**SUPPLIED DATA**

'''

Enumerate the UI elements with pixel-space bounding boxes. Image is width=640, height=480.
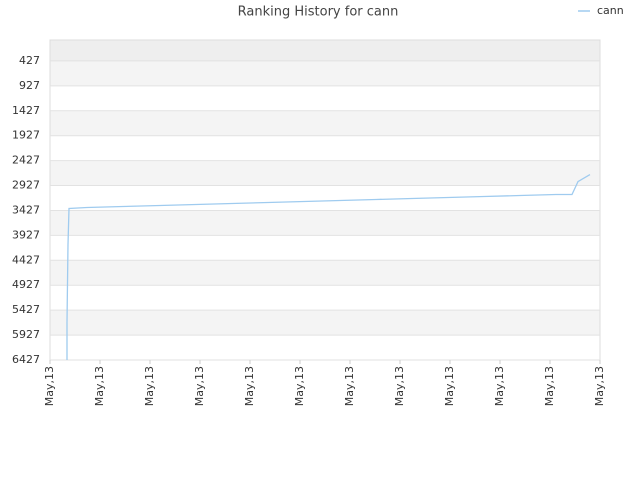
- plot-band: [50, 60, 600, 86]
- plot-band: [50, 210, 600, 236]
- legend-label: cann: [597, 4, 624, 17]
- x-tick-label: May,13: [93, 366, 106, 406]
- y-tick-label: 2427: [12, 154, 40, 167]
- x-tick-label: May,13: [193, 366, 206, 406]
- plot-band: [50, 235, 600, 261]
- x-tick-label: May,13: [593, 366, 606, 406]
- plot-band: [50, 40, 600, 61]
- x-tick-label: May,13: [293, 366, 306, 406]
- y-tick-label: 1427: [12, 104, 40, 117]
- plot-band: [50, 310, 600, 336]
- x-tick-label: May,13: [393, 366, 406, 406]
- x-tick-label: May,13: [543, 366, 556, 406]
- y-tick-label: 2927: [12, 179, 40, 192]
- x-tick-label: May,13: [443, 366, 456, 406]
- y-tick-label: 6427: [12, 353, 40, 366]
- x-tick-label: May,13: [143, 366, 156, 406]
- x-tick-label: May,13: [343, 366, 356, 406]
- y-tick-label: 427: [19, 54, 40, 67]
- y-tick-label: 1927: [12, 129, 40, 142]
- x-tick-label: May,13: [243, 366, 256, 406]
- y-tick-label: 927: [19, 79, 40, 92]
- x-tick-label: May,13: [43, 366, 56, 406]
- x-tick-label: May,13: [493, 366, 506, 406]
- y-tick-label: 3927: [12, 228, 40, 241]
- y-tick-label: 3427: [12, 203, 40, 216]
- y-tick-label: 4927: [12, 278, 40, 291]
- plot-band: [50, 135, 600, 161]
- plot-band: [50, 85, 600, 111]
- plot-band: [50, 160, 600, 186]
- chart-title: Ranking History for cann: [238, 5, 399, 20]
- plot-band: [50, 110, 600, 136]
- plot-band: [50, 335, 600, 360]
- y-tick-label: 4427: [12, 253, 40, 266]
- plot-band: [50, 260, 600, 286]
- plot-band: [50, 285, 600, 311]
- y-tick-label: 5927: [12, 328, 40, 341]
- y-tick-label: 5427: [12, 303, 40, 316]
- line: [66, 174, 591, 360]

'''

**WHAT THE TASK ASKS**
Reproduce the lines above word for word, omitting the pictures from your answer.

**SOLUTION BELOW**
Enumerate the UI elements with pixel-space bounding boxes. Image is width=640, height=480.
- plot-band: [50, 60, 600, 86]
- plot-band: [50, 210, 600, 236]
- legend-label: cann: [597, 4, 624, 17]
- x-tick-label: May,13: [93, 366, 106, 406]
- y-tick-label: 2427: [12, 154, 40, 167]
- x-tick-label: May,13: [193, 366, 206, 406]
- plot-band: [50, 235, 600, 261]
- x-tick-label: May,13: [593, 366, 606, 406]
- plot-band: [50, 40, 600, 61]
- x-tick-label: May,13: [293, 366, 306, 406]
- y-tick-label: 1427: [12, 104, 40, 117]
- plot-band: [50, 310, 600, 336]
- x-tick-label: May,13: [393, 366, 406, 406]
- x-tick-label: May,13: [543, 366, 556, 406]
- y-tick-label: 2927: [12, 179, 40, 192]
- x-tick-label: May,13: [443, 366, 456, 406]
- y-tick-label: 6427: [12, 353, 40, 366]
- x-tick-label: May,13: [143, 366, 156, 406]
- x-tick-label: May,13: [343, 366, 356, 406]
- y-tick-label: 427: [19, 54, 40, 67]
- y-tick-label: 1927: [12, 129, 40, 142]
- x-tick-label: May,13: [243, 366, 256, 406]
- y-tick-label: 927: [19, 79, 40, 92]
- x-tick-label: May,13: [43, 366, 56, 406]
- x-tick-label: May,13: [493, 366, 506, 406]
- y-tick-label: 3927: [12, 228, 40, 241]
- y-tick-label: 3427: [12, 203, 40, 216]
- y-tick-label: 4927: [12, 278, 40, 291]
- plot-band: [50, 135, 600, 161]
- plot-band: [50, 85, 600, 111]
- plot-band: [50, 160, 600, 186]
- chart-title: Ranking History for cann: [238, 5, 399, 20]
- plot-band: [50, 110, 600, 136]
- plot-band: [50, 335, 600, 360]
- y-tick-label: 4427: [12, 253, 40, 266]
- plot-band: [50, 260, 600, 286]
- plot-band: [50, 285, 600, 311]
- y-tick-label: 5927: [12, 328, 40, 341]
- y-tick-label: 5427: [12, 303, 40, 316]
- line: [66, 174, 591, 360]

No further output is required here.